Why would the substrate being soil discourage you from using MSU fertilizer? They’re all the same materials, providing the same nutrients. My orchid-feeding regimen (K-Lite fertilizer {a derivative of MSURO}, Kelpak, & Quantum) is also my regimen for my tomatoes and herbs, flower boxes around my deck, and all houseplants.


----------



## SEMO-Cypr (May 4, 2022)

Mostly because I have cheaper fertilizer that I use in the garden that I could use or put more osmocote on it. 

I will have to order some Kelpac and add it in. Looks like there are lots of different types of quantum fertilizer, which one do you use?
Also, on the possible movement of the plant for more light here is the retaining wall at about 11:00am.


----------



## Ray (May 4, 2022)

SEMO-Cypr said:


> Mostly because I have cheaper fertilizer that I use in the garden that I could use or put more osmocote on it.
————
*WHAT YOU WILL DO*:
1. In the fertilizer forum thread, which three products make up the orchid-feeding regimen?
2. Please reproduce everything in the fertilizer forum thread from "I will have" down to "at about 11:00am.".
3. Write what comes next in the fertilizer forum thread, picking up after its final line.

*PROVIDED DATA*:
————
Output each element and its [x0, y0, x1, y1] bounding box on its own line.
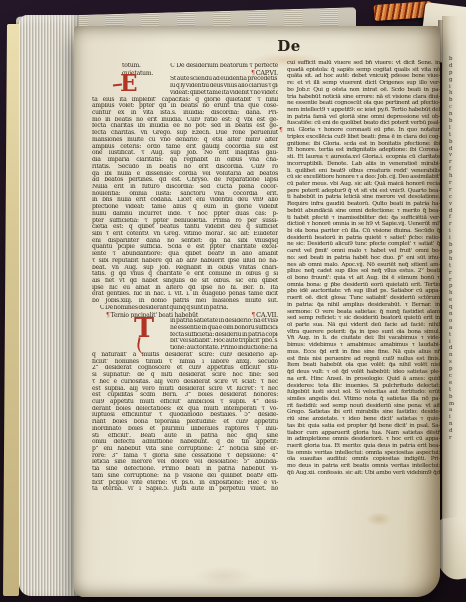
————
*RESULTS*:
1. K-Lite fertilizer, Kelpak, and Quantum.

2.
I will have to order some Kelpac and add it in. Looks like there are lots of different types of quantum fertilizer, which one do you use?
Also, on the possible movement of the plant for more light here is the retaining wall at about 11:00am.

3.
> 
> I will have to order some Kelpac and add it in. Looks like there are lots of different types of quantum fertilizer, which one do you use?


Kelpak is a biostimulant, not a fertilizer, and neither are the Quantum products.

When Concentric Ag ceased production of Inocucor Garden Solution, the technical director at Ecological Labs told me that Quantum-Total was the one to use (it is also sold as Quantum Orchid if you want to pay more for the same product...). I'm in my second year of using it, and I am pleased with the effect is has on plants.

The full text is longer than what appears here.